[Records from a data collection]
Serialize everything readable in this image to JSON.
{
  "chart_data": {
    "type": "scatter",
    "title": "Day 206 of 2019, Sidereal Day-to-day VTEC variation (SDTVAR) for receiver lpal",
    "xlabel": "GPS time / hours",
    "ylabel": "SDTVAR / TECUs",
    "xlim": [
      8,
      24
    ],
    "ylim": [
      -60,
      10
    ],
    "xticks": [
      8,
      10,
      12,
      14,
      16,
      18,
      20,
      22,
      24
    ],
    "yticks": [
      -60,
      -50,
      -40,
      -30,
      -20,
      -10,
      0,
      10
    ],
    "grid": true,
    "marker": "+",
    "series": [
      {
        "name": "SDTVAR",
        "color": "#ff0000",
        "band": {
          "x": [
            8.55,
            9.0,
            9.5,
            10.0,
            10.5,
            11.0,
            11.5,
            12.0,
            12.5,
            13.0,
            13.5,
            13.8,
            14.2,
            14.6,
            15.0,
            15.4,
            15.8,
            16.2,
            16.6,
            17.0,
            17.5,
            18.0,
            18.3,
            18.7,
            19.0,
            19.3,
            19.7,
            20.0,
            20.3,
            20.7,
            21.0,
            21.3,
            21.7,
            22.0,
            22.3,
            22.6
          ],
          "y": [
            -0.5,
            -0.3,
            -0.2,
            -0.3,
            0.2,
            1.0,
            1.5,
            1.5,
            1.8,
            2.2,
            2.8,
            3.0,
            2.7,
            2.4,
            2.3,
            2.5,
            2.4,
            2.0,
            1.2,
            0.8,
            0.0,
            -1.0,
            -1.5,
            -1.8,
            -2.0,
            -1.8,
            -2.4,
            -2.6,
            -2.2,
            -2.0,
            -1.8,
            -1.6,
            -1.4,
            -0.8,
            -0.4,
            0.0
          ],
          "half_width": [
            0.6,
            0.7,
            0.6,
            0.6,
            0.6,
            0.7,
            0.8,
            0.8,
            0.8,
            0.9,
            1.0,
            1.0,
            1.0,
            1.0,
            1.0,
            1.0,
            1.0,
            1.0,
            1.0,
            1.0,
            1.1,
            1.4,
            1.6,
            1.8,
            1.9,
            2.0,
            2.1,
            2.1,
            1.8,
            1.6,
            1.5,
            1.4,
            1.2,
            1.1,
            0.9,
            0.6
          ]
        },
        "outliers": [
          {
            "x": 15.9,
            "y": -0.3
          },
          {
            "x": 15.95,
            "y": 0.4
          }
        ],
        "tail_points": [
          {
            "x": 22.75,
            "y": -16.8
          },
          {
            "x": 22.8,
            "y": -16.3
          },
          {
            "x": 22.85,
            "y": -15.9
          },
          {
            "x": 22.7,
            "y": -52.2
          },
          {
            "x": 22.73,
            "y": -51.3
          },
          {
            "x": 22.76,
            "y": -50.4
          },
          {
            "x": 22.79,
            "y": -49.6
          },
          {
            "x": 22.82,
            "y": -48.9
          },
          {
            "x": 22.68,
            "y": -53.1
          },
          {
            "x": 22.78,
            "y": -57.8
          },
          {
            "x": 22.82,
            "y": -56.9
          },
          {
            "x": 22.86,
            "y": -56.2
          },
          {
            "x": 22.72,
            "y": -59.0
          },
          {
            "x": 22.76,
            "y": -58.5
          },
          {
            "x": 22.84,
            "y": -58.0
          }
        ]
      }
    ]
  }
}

• [The exercise]:
Reproduce every line of the material above exactly.

• [Task result]:
Serialize everything readable in this image to JSON.
{
  "chart_data": {
    "type": "scatter",
    "title": "Day 206 of 2019, Sidereal Day-to-day VTEC variation (SDTVAR) for receiver lpal",
    "xlabel": "GPS time / hours",
    "ylabel": "SDTVAR / TECUs",
    "xlim": [
      8,
      24
    ],
    "ylim": [
      -60,
      10
    ],
    "xticks": [
      8,
      10,
      12,
      14,
      16,
      18,
      20,
      22,
      24
    ],
    "yticks": [
      -60,
      -50,
      -40,
      -30,
      -20,
      -10,
      0,
      10
    ],
    "grid": true,
    "marker": "+",
    "series": [
      {
        "name": "SDTVAR",
        "color": "#ff0000",
        "band": {
          "x": [
            8.55,
            9.0,
            9.5,
            10.0,
            10.5,
            11.0,
            11.5,
            12.0,
            12.5,
            13.0,
            13.5,
            13.8,
            14.2,
            14.6,
            15.0,
            15.4,
            15.8,
            16.2,
            16.6,
            17.0,
            17.5,
            18.0,
            18.3,
            18.7,
            19.0,
            19.3,
            19.7,
            20.0,
            20.3,
            20.7,
            21.0,
            21.3,
            21.7,
            22.0,
            22.3,
            22.6
          ],
          "y": [
            -0.5,
            -0.3,
            -0.2,
            -0.3,
            0.2,
            1.0,
            1.5,
            1.5,
            1.8,
            2.2,
            2.8,
            3.0,
            2.7,
            2.4,
            2.3,
            2.5,
            2.4,
            2.0,
            1.2,
            0.8,
            0.0,
            -1.0,
            -1.5,
            -1.8,
            -2.0,
            -1.8,
            -2.4,
            -2.6,
            -2.2,
            -2.0,
            -1.8,
            -1.6,
            -1.4,
            -0.8,
            -0.4,
            0.0
          ],
          "half_width": [
            0.6,
            0.7,
            0.6,
            0.6,
            0.6,
            0.7,
            0.8,
            0.8,
            0.8,
            0.9,
            1.0,
            1.0,
            1.0,
            1.0,
            1.0,
            1.0,
            1.0,
            1.0,
            1.0,
            1.0,
            1.1,
            1.4,
            1.6,
            1.8,
            1.9,
            2.0,
            2.1,
            2.1,
            1.8,
            1.6,
            1.5,
            1.4,
            1.2,
            1.1,
            0.9,
            0.6
          ]
        },
        "outliers": [
          {
            "x": 15.9,
            "y": -0.3
          },
          {
            "x": 15.95,
            "y": 0.4
          }
        ],
        "tail_points": [
          {
            "x": 22.75,
            "y": -16.8
          },
          {
            "x": 22.8,
            "y": -16.3
          },
          {
            "x": 22.85,
            "y": -15.9
          },
          {
            "x": 22.7,
            "y": -52.2
          },
          {
            "x": 22.73,
            "y": -51.3
          },
          {
            "x": 22.76,
            "y": -50.4
          },
          {
            "x": 22.79,
            "y": -49.6
          },
          {
            "x": 22.82,
            "y": -48.9
          },
          {
            "x": 22.68,
            "y": -53.1
          },
          {
            "x": 22.78,
            "y": -57.8
          },
          {
            "x": 22.82,
            "y": -56.9
          },
          {
            "x": 22.86,
            "y": -56.2
          },
          {
            "x": 22.72,
            "y": -59.0
          },
          {
            "x": 22.76,
            "y": -58.5
          },
          {
            "x": 22.84,
            "y": -58.0
          }
        ]
      }
    ]
  }
}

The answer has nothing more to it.